Text section:
<<<<
2.3 The posterior distribution

There is one more important piece of terminology associated to $(X,\Theta )$.

Definition 2.3.1 Let $(X,\Theta )$ be a discrete Bayesian model. For $x$ such that $\P [X=x]>0$, the random variable $\Theta |_{\{X=x\}}$ is known as the posterior of the model, and its distribution is known as the posterior distribution.

It will take a bit of work to understand why $\Theta |_{\{X=x\}}$ is important. Recall the prior $\Theta $ is a random variable. The distribution of $\Theta $, which we usually specify via its p.d.f. $f_\Theta (\theta )$, is chosen based on our initial beliefs about where the true value of the unknown parameter $\theta $ might be. We then obtain some data $x$, coming from reality. The key idea is that $\Theta |_{\{X=x\}}$ will often be a better choice for the distribution of $\theta $ than our original choice $\Theta $ was. This is because $\Theta |_{\{X=x\}}$ incorporates information from the data that we have. We can summarise this idea as:

\begin{equation} \label {eq:bayes_heuristic} \text {(model parameters)}|_{\{\text {model }=\text { the data we have}\}} =\text {(better model parameters)}. \end{equation}

Here $|_{\{\ldots \}}$ denotes conditioning. We will use the theory that we developed in Chapter 1 to make sense of (2.7).
>>>>
Data provided:
<<<<
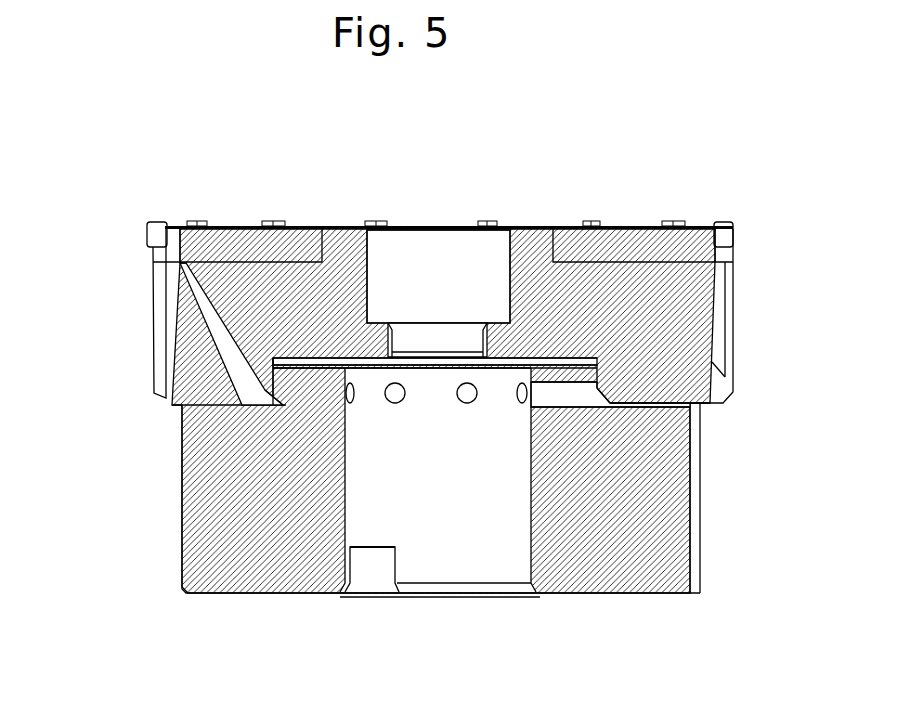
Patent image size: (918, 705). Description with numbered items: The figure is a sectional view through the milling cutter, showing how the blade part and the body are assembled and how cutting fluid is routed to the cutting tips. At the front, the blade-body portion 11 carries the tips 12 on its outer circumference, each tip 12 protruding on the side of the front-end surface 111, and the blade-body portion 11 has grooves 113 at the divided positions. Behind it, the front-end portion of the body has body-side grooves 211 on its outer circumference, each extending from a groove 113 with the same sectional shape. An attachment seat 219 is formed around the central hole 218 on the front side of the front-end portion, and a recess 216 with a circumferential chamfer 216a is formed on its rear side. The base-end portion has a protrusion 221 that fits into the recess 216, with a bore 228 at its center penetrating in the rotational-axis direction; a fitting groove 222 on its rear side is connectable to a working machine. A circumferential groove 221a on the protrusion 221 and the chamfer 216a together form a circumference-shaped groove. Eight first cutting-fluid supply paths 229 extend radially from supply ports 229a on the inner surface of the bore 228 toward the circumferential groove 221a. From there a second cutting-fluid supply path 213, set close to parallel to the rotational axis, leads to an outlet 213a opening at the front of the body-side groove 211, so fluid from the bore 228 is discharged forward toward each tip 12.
>>>>
Tasks for this exercise:
(a) Reproduce word for word everything in the passage on the posterior distribution from "2.3 The posterior" down to "the posterior distribution.".
(b) Carry the passage on the posterior distribution forward from its final sentence.
The material plays no part in this.

Solved tasks:
(a)
2.3 The posterior distribution

There is one more important piece of terminology associated to $(X,\Theta )$.

Definition 2.3.1 Let $(X,\Theta )$ be a discrete Bayesian model. For $x$ such that $\P [X=x]>0$, the random variable $\Theta |_{\{X=x\}}$ is known as the posterior of the model, and its distribution is known as the posterior distribution.

(b)
The ‘update’ of $\Theta $ to $\Theta |_{\{X=x\}}$ is known as a Bayesian update, and the whole process is known as Bayesian learning. The terms ‘prior’ and ‘posterior’ are loose synonyms for ‘before’ and ‘after’, which is why they are used in Bayesian models.

All elements of the discrete family $(M_\theta )$ have the same range $R$, so $\P [M_\theta =x]>0$ for all $x\in R$. It follows that the range of $\Theta |_{\{X=x\}}$ is the same as the range of $\Theta $. Checking carefully against the two ingredients at the top of Section 2.2, this means that we can form a new discrete Bayesian model, with the same family $(M_\theta )$, the same parameter space $\Pi $, the same range $R$ but with a new prior given by the probability density function $f_{\Theta |_{\{X=x\}}}$.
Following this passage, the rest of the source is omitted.